= The request =
Leave out the images; return the rest of the data exactly.

= Data to use =
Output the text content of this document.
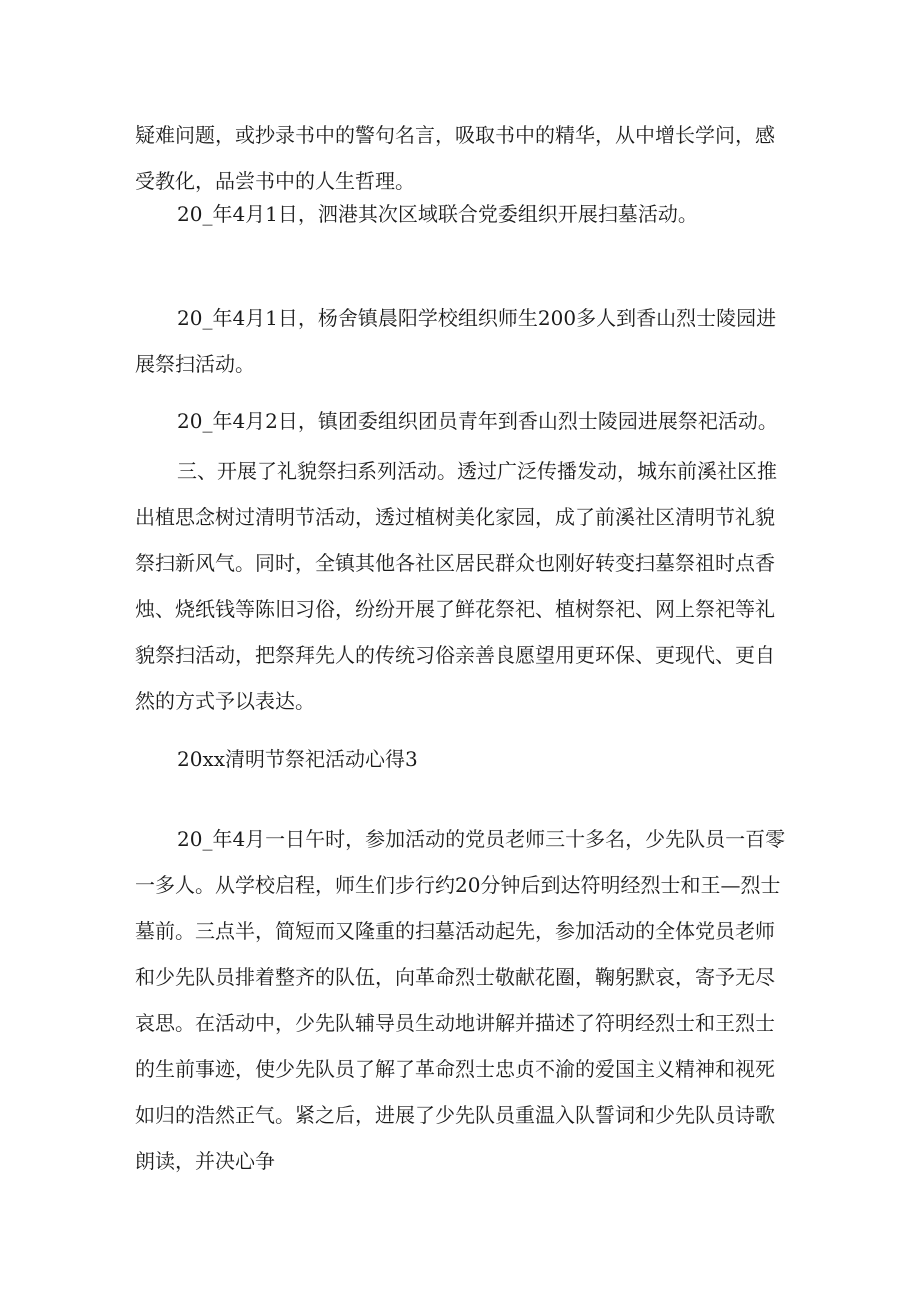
疑难问题，或抄录书中的警句名言，吸取书中的精华，从中增长学问，感受教化，品尝书中的人生哲理。

20_年4月1日，泗港其次区域联合党委组织开展扫墓活动。

20_年4月1日，杨舍镇晨阳学校组织师生200多人到香山烈士陵园进展祭扫活动。

20_年4月2日，镇团委组织团员青年到香山烈士陵园进展祭祀活动。

三、开展了礼貌祭扫系列活动。透过广泛传播发动，城东前溪社区推出植思念树过清明节活动，透过植树美化家园，成了前溪社区清明节礼貌祭扫新风气。同时，全镇其他各社区居民群众也刚好转变扫墓祭祖时点香烛、烧纸钱等陈旧习俗，纷纷开展了鲜花祭祀、植树祭祀、网上祭祀等礼貌祭扫活动，把祭拜先人的传统习俗亲善良愿望用更环保、更现代、更自然的方式予以表达。

20xx清明节祭祀活动心得3

20_年4月一日午时，参加活动的党员老师三十多名，少先队员一百零一多人。从学校启程，师生们步行约20分钟后到达符明经烈士和王—烈士墓前。三点半，简短而又隆重的扫墓活动起先，参加活动的全体党员老师和少先队员排着整齐的队伍，向革命烈士敬献花圈，鞠躬默哀，寄予无尽哀思。在活动中，少先队辅导员生动地讲解并描述了符明经烈士和王烈士的生前事迹，使少先队员了解了革命烈士忠贞不渝的爱国主义精神和视死如归的浩然正气。紧之后，进展了少先队员重温入队誓词和少先队员诗歌朗读，并决心争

= Answer to the exercise =
Output the text content of this document.
疑难问题，或抄录书中的警句名言，吸取书中的精华，从中增长学问，感受教化，品尝书中的人生哲理。

20_年4月1日，泗港其次区域联合党委组织开展扫墓活动。

20_年4月1日，杨舍镇晨阳学校组织师生200多人到香山烈士陵园进展祭扫活动。

20_年4月2日，镇团委组织团员青年到香山烈士陵园进展祭祀活动。

三、开展了礼貌祭扫系列活动。透过广泛传播发动，城东前溪社区推出植思念树过清明节活动，透过植树美化家园，成了前溪社区清明节礼貌祭扫新风气。同时，全镇其他各社区居民群众也刚好转变扫墓祭祖时点香烛、烧纸钱等陈旧习俗，纷纷开展了鲜花祭祀、植树祭祀、网上祭祀等礼貌祭扫活动，把祭拜先人的传统习俗亲善良愿望用更环保、更现代、更自然的方式予以表达。

20xx清明节祭祀活动心得3

20_年4月一日午时，参加活动的党员老师三十多名，少先队员一百零一多人。从学校启程，师生们步行约20分钟后到达符明经烈士和王—烈士墓前。三点半，简短而又隆重的扫墓活动起先，参加活动的全体党员老师和少先队员排着整齐的队伍，向革命烈士敬献花圈，鞠躬默哀，寄予无尽哀思。在活动中，少先队辅导员生动地讲解并描述了符明经烈士和王烈士的生前事迹，使少先队员了解了革命烈士忠贞不渝的爱国主义精神和视死如归的浩然正气。紧之后，进展了少先队员重温入队誓词和少先队员诗歌朗读，并决心争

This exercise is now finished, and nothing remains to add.